| Exercise requirements |
Go through the records and show each line where the word "marker" occurs.

===

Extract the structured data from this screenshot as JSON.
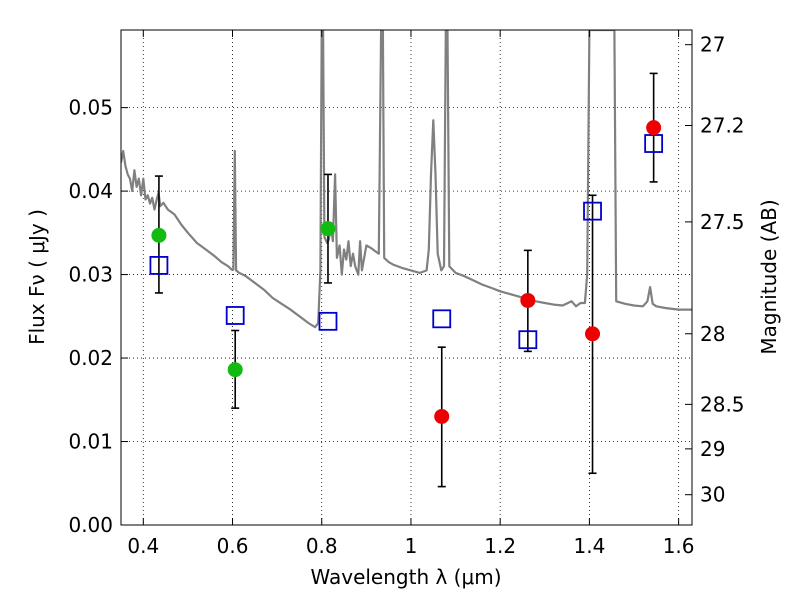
{
  "chart_data": {
    "type": "scatter",
    "title": "",
    "xlabel": "Wavelength  λ (μm)",
    "ylabel": "Flux  Fν  ( μJy )",
    "ylabel_right": "Magnitude (AB)",
    "xlim": [
      0.35,
      1.63
    ],
    "ylim": [
      0.0,
      0.0593
    ],
    "grid": true,
    "grid_style": "dotted",
    "x_ticks": [
      0.4,
      0.6,
      0.8,
      1.0,
      1.2,
      1.4,
      1.6
    ],
    "x_tick_labels": [
      "0.4",
      "0.6",
      "0.8",
      "1",
      "1.2",
      "1.4",
      "1.6"
    ],
    "y_ticks": [
      0.0,
      0.01,
      0.02,
      0.03,
      0.04,
      0.05
    ],
    "y_tick_labels": [
      "0.00",
      "0.01",
      "0.02",
      "0.03",
      "0.04",
      "0.05"
    ],
    "right_ticks": [
      {
        "label": "27",
        "flux": 0.05754
      },
      {
        "label": "27.2",
        "flux": 0.04786
      },
      {
        "label": "27.5",
        "flux": 0.03631
      },
      {
        "label": "28",
        "flux": 0.02291
      },
      {
        "label": "28.5",
        "flux": 0.01445
      },
      {
        "label": "29",
        "flux": 0.00912
      },
      {
        "label": "30",
        "flux": 0.00363
      }
    ],
    "series": [
      {
        "kind": "model-spectrum",
        "color": "#808080",
        "points": [
          [
            0.35,
            0.0434
          ],
          [
            0.355,
            0.0448
          ],
          [
            0.36,
            0.043
          ],
          [
            0.365,
            0.042
          ],
          [
            0.37,
            0.0415
          ],
          [
            0.375,
            0.04
          ],
          [
            0.38,
            0.0425
          ],
          [
            0.385,
            0.0405
          ],
          [
            0.39,
            0.0415
          ],
          [
            0.395,
            0.0395
          ],
          [
            0.4,
            0.0415
          ],
          [
            0.405,
            0.039
          ],
          [
            0.41,
            0.0395
          ],
          [
            0.415,
            0.0385
          ],
          [
            0.42,
            0.0392
          ],
          [
            0.425,
            0.0378
          ],
          [
            0.43,
            0.039
          ],
          [
            0.434,
            0.0398
          ],
          [
            0.438,
            0.0382
          ],
          [
            0.445,
            0.0386
          ],
          [
            0.455,
            0.0378
          ],
          [
            0.47,
            0.0372
          ],
          [
            0.485,
            0.036
          ],
          [
            0.5,
            0.035
          ],
          [
            0.52,
            0.0338
          ],
          [
            0.54,
            0.033
          ],
          [
            0.56,
            0.0322
          ],
          [
            0.575,
            0.0315
          ],
          [
            0.59,
            0.031
          ],
          [
            0.598,
            0.0306
          ],
          [
            0.602,
            0.0306
          ],
          [
            0.605,
            0.0448
          ],
          [
            0.608,
            0.0305
          ],
          [
            0.615,
            0.0302
          ],
          [
            0.63,
            0.0298
          ],
          [
            0.65,
            0.029
          ],
          [
            0.67,
            0.0282
          ],
          [
            0.69,
            0.0272
          ],
          [
            0.71,
            0.0265
          ],
          [
            0.73,
            0.0258
          ],
          [
            0.75,
            0.025
          ],
          [
            0.77,
            0.0242
          ],
          [
            0.785,
            0.0237
          ],
          [
            0.792,
            0.0242
          ],
          [
            0.797,
            0.0305
          ],
          [
            0.8,
            0.0593
          ],
          [
            0.803,
            0.0593
          ],
          [
            0.806,
            0.0345
          ],
          [
            0.812,
            0.0338
          ],
          [
            0.816,
            0.0342
          ],
          [
            0.82,
            0.036
          ],
          [
            0.825,
            0.034
          ],
          [
            0.83,
            0.042
          ],
          [
            0.834,
            0.032
          ],
          [
            0.84,
            0.0335
          ],
          [
            0.845,
            0.03
          ],
          [
            0.85,
            0.033
          ],
          [
            0.855,
            0.0318
          ],
          [
            0.86,
            0.034
          ],
          [
            0.865,
            0.031
          ],
          [
            0.87,
            0.0325
          ],
          [
            0.875,
            0.031
          ],
          [
            0.882,
            0.03
          ],
          [
            0.886,
            0.034
          ],
          [
            0.89,
            0.0305
          ],
          [
            0.9,
            0.0335
          ],
          [
            0.91,
            0.0332
          ],
          [
            0.92,
            0.0328
          ],
          [
            0.928,
            0.0325
          ],
          [
            0.933,
            0.0593
          ],
          [
            0.937,
            0.0593
          ],
          [
            0.94,
            0.032
          ],
          [
            0.95,
            0.0315
          ],
          [
            0.96,
            0.0312
          ],
          [
            0.98,
            0.0308
          ],
          [
            1.0,
            0.0305
          ],
          [
            1.02,
            0.0302
          ],
          [
            1.035,
            0.0305
          ],
          [
            1.04,
            0.033
          ],
          [
            1.045,
            0.042
          ],
          [
            1.05,
            0.0485
          ],
          [
            1.055,
            0.042
          ],
          [
            1.06,
            0.0325
          ],
          [
            1.068,
            0.0305
          ],
          [
            1.074,
            0.031
          ],
          [
            1.078,
            0.0593
          ],
          [
            1.082,
            0.0593
          ],
          [
            1.086,
            0.031
          ],
          [
            1.1,
            0.0302
          ],
          [
            1.12,
            0.0298
          ],
          [
            1.14,
            0.0293
          ],
          [
            1.16,
            0.0288
          ],
          [
            1.18,
            0.0284
          ],
          [
            1.2,
            0.028
          ],
          [
            1.22,
            0.0277
          ],
          [
            1.24,
            0.0274
          ],
          [
            1.26,
            0.0271
          ],
          [
            1.28,
            0.0268
          ],
          [
            1.3,
            0.0266
          ],
          [
            1.32,
            0.0264
          ],
          [
            1.34,
            0.0263
          ],
          [
            1.36,
            0.0268
          ],
          [
            1.37,
            0.0262
          ],
          [
            1.38,
            0.0266
          ],
          [
            1.39,
            0.0266
          ],
          [
            1.395,
            0.03
          ],
          [
            1.4,
            0.0593
          ],
          [
            1.456,
            0.0593
          ],
          [
            1.46,
            0.0268
          ],
          [
            1.48,
            0.0265
          ],
          [
            1.5,
            0.0263
          ],
          [
            1.52,
            0.0262
          ],
          [
            1.53,
            0.0268
          ],
          [
            1.536,
            0.0285
          ],
          [
            1.542,
            0.0265
          ],
          [
            1.55,
            0.0262
          ],
          [
            1.57,
            0.026
          ],
          [
            1.6,
            0.0258
          ],
          [
            1.63,
            0.0258
          ]
        ]
      },
      {
        "kind": "model-photometry",
        "marker": "open-square",
        "color": "#0000cc",
        "points": [
          [
            0.435,
            0.0311
          ],
          [
            0.606,
            0.0251
          ],
          [
            0.814,
            0.0244
          ],
          [
            1.069,
            0.0247
          ],
          [
            1.262,
            0.0222
          ],
          [
            1.407,
            0.0376
          ],
          [
            1.544,
            0.0457
          ]
        ]
      },
      {
        "kind": "observed-photometry",
        "marker": "filled-circle",
        "points": [
          {
            "x": 0.435,
            "y": 0.0347,
            "err_low": 0.0278,
            "err_high": 0.0418,
            "color": "#11bb11"
          },
          {
            "x": 0.606,
            "y": 0.0186,
            "err_low": 0.014,
            "err_high": 0.0233,
            "color": "#11bb11"
          },
          {
            "x": 0.814,
            "y": 0.0355,
            "err_low": 0.029,
            "err_high": 0.042,
            "color": "#11bb11"
          },
          {
            "x": 1.069,
            "y": 0.013,
            "err_low": 0.0046,
            "err_high": 0.0213,
            "color": "#ee0000"
          },
          {
            "x": 1.262,
            "y": 0.0269,
            "err_low": 0.0208,
            "err_high": 0.0329,
            "color": "#ee0000"
          },
          {
            "x": 1.407,
            "y": 0.0229,
            "err_low": 0.0062,
            "err_high": 0.0395,
            "color": "#ee0000"
          },
          {
            "x": 1.544,
            "y": 0.0476,
            "err_low": 0.0411,
            "err_high": 0.0541,
            "color": "#ee0000"
          }
        ]
      }
    ]
  }
}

===

| Correct response |
        "marker": "open-square",
        "marker": "filled-circle",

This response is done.